## INSTRUCTIONS TO FOLLOW
Pull each line holding "November" out of the entries below.

─── PROVIDED INFORMATION ───

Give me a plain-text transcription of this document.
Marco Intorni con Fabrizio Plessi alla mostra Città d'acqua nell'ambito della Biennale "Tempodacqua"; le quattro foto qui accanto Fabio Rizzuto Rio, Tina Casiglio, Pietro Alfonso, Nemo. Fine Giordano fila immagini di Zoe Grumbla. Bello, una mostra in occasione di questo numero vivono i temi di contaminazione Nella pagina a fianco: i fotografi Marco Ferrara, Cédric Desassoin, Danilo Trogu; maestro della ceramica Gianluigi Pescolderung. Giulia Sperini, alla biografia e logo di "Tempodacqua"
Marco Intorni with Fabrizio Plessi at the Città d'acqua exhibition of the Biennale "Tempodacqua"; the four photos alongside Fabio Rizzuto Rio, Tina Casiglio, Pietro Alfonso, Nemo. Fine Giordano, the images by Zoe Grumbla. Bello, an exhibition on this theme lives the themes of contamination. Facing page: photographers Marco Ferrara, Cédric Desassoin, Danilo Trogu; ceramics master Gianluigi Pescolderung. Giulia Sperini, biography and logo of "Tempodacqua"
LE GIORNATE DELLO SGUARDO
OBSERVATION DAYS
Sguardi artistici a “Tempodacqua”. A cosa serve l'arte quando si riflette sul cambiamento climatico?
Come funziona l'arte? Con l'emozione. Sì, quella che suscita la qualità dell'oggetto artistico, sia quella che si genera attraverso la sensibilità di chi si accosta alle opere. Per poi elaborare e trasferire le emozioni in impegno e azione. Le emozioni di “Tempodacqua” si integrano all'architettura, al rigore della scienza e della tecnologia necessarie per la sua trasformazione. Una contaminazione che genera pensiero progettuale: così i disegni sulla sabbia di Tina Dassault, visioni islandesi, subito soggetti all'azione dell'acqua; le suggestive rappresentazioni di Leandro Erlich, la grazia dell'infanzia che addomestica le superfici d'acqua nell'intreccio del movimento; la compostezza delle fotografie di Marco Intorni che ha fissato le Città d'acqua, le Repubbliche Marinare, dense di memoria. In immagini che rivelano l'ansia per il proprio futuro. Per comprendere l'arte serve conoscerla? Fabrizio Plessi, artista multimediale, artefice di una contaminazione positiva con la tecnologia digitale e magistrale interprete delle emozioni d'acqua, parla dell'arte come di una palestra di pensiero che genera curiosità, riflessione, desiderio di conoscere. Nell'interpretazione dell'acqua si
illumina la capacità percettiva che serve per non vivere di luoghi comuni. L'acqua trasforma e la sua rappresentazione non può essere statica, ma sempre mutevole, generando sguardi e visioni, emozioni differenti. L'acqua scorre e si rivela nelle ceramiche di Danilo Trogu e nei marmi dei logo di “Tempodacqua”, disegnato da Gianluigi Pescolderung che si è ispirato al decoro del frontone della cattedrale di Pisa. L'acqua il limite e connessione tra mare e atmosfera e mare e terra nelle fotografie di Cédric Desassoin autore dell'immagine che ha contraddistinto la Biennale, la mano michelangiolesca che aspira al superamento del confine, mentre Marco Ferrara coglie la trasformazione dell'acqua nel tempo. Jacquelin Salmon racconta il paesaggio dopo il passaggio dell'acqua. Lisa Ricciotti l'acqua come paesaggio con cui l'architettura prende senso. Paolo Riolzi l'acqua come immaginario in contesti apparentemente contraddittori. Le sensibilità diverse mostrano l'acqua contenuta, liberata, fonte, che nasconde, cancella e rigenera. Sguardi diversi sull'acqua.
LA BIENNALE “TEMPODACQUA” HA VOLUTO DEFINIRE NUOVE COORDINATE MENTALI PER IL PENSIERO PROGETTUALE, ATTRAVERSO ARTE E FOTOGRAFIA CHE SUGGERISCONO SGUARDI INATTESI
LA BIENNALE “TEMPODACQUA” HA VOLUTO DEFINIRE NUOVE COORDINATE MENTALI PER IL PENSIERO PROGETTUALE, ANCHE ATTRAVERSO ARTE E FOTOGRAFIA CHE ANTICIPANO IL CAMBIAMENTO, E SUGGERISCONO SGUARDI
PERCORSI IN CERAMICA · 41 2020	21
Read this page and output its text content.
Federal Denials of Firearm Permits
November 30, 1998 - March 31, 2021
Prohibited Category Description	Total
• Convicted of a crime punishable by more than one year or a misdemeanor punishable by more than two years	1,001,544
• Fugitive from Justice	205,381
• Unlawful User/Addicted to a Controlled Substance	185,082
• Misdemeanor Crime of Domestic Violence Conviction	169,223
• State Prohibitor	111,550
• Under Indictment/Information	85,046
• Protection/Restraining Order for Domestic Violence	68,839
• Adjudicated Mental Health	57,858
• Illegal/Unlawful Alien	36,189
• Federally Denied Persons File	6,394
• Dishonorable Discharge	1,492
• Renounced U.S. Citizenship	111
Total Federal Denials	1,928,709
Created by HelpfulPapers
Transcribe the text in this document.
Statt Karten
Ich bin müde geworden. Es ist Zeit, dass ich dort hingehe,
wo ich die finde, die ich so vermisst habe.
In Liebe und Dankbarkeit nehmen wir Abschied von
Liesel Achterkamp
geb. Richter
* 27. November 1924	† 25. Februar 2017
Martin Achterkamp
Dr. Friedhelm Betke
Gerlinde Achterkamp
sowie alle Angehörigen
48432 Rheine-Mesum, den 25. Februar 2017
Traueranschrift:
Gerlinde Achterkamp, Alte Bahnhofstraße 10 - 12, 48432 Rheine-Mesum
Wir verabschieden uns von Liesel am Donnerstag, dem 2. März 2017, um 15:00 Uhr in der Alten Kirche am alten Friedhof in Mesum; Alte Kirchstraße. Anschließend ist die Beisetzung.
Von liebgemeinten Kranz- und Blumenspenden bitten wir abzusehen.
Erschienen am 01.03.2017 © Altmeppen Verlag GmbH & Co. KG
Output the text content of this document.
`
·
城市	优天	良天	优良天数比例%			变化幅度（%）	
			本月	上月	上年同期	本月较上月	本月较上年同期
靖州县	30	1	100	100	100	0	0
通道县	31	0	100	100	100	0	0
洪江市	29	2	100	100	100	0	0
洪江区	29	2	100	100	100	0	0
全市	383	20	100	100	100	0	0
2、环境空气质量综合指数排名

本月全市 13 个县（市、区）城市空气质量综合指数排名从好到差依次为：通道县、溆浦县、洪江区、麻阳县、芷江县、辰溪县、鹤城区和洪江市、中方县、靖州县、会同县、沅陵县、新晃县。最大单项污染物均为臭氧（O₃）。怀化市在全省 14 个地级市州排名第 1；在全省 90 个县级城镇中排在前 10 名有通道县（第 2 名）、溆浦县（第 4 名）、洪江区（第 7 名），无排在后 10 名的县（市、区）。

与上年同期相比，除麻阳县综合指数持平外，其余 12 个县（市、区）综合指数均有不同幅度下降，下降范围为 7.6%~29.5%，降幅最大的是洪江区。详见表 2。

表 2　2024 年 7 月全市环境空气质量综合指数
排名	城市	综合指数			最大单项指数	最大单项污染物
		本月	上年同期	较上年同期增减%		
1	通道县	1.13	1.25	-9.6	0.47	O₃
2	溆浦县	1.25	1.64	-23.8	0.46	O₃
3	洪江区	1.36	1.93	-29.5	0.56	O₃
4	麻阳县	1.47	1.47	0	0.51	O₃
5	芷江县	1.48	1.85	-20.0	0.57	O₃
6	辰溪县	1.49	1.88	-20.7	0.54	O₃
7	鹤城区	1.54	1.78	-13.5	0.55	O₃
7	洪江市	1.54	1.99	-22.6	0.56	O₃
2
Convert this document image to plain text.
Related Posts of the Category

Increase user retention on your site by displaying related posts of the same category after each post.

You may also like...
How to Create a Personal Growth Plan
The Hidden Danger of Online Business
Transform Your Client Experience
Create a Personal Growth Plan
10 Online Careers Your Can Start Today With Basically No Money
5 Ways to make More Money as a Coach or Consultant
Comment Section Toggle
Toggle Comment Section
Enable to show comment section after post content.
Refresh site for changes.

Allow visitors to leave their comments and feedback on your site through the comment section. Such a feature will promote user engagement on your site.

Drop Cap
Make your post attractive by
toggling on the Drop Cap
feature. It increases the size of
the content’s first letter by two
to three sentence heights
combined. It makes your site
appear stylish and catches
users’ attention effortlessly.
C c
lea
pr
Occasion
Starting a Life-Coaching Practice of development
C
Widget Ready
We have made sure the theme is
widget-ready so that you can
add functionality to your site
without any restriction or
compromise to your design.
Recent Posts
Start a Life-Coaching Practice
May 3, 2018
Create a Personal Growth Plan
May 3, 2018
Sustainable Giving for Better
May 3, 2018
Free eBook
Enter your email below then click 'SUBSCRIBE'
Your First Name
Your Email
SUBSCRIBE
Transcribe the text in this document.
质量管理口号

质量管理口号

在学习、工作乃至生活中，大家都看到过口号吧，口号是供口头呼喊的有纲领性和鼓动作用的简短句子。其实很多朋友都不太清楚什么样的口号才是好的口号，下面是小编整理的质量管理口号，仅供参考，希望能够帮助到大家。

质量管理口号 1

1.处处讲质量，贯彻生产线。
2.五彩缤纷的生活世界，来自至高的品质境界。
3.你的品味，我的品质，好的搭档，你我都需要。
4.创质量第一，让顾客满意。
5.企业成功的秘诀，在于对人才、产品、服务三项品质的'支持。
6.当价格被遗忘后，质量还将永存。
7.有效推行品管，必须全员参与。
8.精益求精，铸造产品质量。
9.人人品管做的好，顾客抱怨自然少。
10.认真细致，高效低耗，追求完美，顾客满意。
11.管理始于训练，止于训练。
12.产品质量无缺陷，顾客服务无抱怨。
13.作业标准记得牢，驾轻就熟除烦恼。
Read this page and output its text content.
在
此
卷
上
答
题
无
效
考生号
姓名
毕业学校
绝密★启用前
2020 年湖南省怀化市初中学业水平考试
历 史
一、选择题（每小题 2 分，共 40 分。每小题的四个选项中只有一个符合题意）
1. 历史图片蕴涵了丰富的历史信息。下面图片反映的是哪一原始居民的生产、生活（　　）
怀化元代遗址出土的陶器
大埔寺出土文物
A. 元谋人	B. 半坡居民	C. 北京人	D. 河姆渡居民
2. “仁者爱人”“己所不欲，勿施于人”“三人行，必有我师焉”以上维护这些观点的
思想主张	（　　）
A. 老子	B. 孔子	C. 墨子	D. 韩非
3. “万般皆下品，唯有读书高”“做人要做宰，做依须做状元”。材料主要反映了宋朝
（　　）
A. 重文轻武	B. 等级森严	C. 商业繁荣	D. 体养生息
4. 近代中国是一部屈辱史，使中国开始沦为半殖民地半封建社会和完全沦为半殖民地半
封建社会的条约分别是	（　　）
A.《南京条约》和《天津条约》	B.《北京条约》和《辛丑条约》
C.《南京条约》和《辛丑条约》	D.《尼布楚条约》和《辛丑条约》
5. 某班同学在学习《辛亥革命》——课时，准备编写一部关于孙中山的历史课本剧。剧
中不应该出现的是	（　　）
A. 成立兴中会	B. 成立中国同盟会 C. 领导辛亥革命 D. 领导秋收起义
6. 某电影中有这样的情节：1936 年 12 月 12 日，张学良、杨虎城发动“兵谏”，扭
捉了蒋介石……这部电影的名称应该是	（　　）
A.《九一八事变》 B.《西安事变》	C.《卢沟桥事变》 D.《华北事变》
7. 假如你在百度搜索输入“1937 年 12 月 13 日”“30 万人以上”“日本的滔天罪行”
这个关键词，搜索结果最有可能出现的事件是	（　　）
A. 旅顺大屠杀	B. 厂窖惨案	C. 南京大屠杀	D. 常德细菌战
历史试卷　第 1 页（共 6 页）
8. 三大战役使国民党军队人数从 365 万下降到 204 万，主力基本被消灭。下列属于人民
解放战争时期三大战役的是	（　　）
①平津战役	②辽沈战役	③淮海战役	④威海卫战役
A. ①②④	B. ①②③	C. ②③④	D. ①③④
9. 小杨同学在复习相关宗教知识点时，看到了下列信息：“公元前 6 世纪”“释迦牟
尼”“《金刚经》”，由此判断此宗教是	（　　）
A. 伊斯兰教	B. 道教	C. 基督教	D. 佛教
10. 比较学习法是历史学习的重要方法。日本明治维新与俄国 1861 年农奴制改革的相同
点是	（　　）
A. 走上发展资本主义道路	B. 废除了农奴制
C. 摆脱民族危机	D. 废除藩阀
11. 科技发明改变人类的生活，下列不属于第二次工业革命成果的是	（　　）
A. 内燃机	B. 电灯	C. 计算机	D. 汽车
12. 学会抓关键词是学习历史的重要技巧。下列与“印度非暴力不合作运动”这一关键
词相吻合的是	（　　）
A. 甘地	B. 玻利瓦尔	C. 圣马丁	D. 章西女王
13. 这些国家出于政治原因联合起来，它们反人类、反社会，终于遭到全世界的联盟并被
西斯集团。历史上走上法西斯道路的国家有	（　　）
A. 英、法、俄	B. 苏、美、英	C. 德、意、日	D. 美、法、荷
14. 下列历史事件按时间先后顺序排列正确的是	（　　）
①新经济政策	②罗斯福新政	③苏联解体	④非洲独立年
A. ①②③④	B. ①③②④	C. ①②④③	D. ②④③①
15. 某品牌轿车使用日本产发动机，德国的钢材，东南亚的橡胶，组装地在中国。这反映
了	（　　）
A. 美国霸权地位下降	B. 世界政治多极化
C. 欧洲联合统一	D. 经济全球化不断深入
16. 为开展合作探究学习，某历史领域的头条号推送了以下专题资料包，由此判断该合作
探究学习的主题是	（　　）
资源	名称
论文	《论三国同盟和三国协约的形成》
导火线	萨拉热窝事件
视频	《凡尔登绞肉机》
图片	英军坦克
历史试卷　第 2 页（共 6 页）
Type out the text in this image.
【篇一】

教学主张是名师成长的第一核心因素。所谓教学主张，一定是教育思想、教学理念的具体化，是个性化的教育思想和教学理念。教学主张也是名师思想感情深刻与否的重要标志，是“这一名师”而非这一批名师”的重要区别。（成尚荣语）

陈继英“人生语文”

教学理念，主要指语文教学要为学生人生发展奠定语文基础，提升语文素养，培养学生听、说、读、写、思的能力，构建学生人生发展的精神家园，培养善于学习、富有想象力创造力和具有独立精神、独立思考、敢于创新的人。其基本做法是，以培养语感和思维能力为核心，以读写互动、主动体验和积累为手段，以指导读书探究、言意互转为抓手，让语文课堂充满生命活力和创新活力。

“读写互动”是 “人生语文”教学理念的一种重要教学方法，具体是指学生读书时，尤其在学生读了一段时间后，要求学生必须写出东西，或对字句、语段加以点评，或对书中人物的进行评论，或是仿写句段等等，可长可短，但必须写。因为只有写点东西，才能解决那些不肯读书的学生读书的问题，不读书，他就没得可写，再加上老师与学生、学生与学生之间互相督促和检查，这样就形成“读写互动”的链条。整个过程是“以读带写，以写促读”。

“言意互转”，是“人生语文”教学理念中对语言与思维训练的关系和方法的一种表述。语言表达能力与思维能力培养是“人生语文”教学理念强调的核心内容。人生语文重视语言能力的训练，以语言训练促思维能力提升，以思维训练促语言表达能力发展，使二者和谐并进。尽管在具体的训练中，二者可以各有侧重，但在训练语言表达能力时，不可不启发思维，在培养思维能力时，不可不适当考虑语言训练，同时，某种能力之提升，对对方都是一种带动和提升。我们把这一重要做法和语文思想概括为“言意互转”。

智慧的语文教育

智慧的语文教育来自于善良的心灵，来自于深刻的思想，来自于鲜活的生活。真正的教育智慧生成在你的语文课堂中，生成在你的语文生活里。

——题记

───

## WRITTEN SOLUTION
November 30, 1998 - March 31, 2021
* 27. November 1924	† 25. Februar 2017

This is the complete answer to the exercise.